Given instruction - Turn everything from the beginning of the records down to and including the line that contains "right-string: Potential Temperature bbox=[623, 342, 760, 358]" into a Markdown table with the columns Row and Entry. Give each line its own numbered row and omit blank lines.

:::

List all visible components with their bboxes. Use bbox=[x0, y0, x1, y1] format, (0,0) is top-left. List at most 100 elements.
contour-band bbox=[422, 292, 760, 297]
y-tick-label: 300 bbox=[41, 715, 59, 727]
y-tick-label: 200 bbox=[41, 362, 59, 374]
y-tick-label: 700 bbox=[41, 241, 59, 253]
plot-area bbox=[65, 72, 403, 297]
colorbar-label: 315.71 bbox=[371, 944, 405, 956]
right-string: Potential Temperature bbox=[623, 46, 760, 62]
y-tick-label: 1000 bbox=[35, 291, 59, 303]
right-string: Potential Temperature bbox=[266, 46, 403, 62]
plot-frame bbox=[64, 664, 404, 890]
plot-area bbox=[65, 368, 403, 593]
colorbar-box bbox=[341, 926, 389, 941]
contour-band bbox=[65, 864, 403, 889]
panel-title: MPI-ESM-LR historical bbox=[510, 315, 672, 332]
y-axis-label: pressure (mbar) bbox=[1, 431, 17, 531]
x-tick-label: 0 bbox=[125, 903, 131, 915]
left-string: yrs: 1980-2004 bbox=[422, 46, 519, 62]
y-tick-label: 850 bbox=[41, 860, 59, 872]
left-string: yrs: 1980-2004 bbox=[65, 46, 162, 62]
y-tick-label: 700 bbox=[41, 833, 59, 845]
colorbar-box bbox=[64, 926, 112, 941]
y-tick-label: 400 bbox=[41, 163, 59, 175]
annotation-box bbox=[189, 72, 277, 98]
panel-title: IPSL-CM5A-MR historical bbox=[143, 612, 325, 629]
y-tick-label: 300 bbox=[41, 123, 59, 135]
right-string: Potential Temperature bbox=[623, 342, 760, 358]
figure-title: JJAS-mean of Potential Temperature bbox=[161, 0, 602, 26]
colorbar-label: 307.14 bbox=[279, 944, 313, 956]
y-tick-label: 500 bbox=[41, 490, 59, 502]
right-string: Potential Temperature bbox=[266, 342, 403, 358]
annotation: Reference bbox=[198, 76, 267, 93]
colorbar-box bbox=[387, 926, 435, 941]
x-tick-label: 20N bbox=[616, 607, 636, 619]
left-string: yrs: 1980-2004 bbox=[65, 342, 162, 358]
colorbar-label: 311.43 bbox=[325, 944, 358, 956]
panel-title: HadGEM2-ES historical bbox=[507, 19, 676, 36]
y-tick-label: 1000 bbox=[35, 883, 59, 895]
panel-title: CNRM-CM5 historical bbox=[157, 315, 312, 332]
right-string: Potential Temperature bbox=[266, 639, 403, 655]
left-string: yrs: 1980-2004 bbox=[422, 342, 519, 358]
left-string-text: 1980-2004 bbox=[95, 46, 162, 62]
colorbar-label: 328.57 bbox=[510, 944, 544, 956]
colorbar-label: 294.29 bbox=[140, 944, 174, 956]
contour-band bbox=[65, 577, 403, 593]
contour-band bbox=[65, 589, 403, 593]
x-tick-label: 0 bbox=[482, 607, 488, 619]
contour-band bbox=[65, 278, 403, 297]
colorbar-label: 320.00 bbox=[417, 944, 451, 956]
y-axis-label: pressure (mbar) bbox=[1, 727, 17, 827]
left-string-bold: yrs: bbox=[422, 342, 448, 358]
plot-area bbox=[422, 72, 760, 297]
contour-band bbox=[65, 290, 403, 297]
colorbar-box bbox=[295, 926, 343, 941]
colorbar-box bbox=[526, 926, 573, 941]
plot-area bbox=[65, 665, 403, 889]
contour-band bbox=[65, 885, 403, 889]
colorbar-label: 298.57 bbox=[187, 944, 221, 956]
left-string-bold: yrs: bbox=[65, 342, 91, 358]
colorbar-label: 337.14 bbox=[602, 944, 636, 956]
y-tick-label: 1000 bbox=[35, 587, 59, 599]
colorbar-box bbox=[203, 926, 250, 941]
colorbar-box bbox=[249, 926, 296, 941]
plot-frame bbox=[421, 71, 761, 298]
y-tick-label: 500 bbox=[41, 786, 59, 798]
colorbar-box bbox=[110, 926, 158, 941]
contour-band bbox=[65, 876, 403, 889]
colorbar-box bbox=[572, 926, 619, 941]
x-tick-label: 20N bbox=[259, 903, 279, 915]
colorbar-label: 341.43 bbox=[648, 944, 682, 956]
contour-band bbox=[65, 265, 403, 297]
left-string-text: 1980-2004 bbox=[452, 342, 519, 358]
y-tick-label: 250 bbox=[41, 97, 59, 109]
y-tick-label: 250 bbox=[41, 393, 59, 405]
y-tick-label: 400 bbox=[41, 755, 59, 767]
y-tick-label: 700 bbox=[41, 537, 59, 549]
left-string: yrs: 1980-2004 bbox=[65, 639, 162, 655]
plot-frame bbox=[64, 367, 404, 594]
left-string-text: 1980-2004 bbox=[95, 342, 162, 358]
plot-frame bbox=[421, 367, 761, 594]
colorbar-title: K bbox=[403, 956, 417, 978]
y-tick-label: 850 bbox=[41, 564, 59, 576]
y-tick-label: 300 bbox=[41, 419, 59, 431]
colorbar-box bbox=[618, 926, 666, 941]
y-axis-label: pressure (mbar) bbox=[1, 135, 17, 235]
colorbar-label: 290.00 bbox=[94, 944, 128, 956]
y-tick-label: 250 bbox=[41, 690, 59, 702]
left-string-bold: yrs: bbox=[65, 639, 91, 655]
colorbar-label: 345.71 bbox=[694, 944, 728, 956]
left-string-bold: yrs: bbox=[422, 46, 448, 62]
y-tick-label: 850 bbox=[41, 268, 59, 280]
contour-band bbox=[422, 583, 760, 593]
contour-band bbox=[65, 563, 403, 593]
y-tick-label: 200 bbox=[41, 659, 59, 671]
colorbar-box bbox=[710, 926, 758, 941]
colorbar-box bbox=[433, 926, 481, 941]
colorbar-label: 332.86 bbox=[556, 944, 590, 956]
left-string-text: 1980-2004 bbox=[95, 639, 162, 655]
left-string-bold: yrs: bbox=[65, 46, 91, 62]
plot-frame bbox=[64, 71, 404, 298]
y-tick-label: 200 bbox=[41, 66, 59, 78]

:::

Expected output -
| Row | Entry |
|---|---|
| 1 | List all visible components with their bboxes. Use bbox=[x0, y0, x1, y1] format, (0,0) is top-left. List at most 100 elements. |
| 2 | contour-band bbox=[422, 292, 760, 297] |
| 3 | y-tick-label: 300 bbox=[41, 715, 59, 727] |
| 4 | y-tick-label: 200 bbox=[41, 362, 59, 374] |
| 5 | y-tick-label: 700 bbox=[41, 241, 59, 253] |
| 6 | plot-area bbox=[65, 72, 403, 297] |
| 7 | colorbar-label: 315.71 bbox=[371, 944, 405, 956] |
| 8 | right-string: Potential Temperature bbox=[623, 46, 760, 62] |
| 9 | y-tick-label: 1000 bbox=[35, 291, 59, 303] |
| 10 | right-string: Potential Temperature bbox=[266, 46, 403, 62] |
| 11 | plot-frame bbox=[64, 664, 404, 890] |
| 12 | plot-area bbox=[65, 368, 403, 593] |
| 13 | colorbar-box bbox=[341, 926, 389, 941] |
| 14 | contour-band bbox=[65, 864, 403, 889] |
| 15 | panel-title: MPI-ESM-LR historical bbox=[510, 315, 672, 332] |
| 16 | y-axis-label: pressure (mbar) bbox=[1, 431, 17, 531] |
| 17 | x-tick-label: 0 bbox=[125, 903, 131, 915] |
| 18 | left-string: yrs: 1980-2004 bbox=[422, 46, 519, 62] |
| 19 | y-tick-label: 850 bbox=[41, 860, 59, 872] |
| 20 | left-string: yrs: 1980-2004 bbox=[65, 46, 162, 62] |
| 21 | y-tick-label: 700 bbox=[41, 833, 59, 845] |
| 22 | colorbar-box bbox=[64, 926, 112, 941] |
| 23 | y-tick-label: 400 bbox=[41, 163, 59, 175] |
| 24 | annotation-box bbox=[189, 72, 277, 98] |
| 25 | panel-title: IPSL-CM5A-MR historical bbox=[143, 612, 325, 629] |
| 26 | y-tick-label: 300 bbox=[41, 123, 59, 135] |
| 27 | right-string: Potential Temperature bbox=[623, 342, 760, 358] |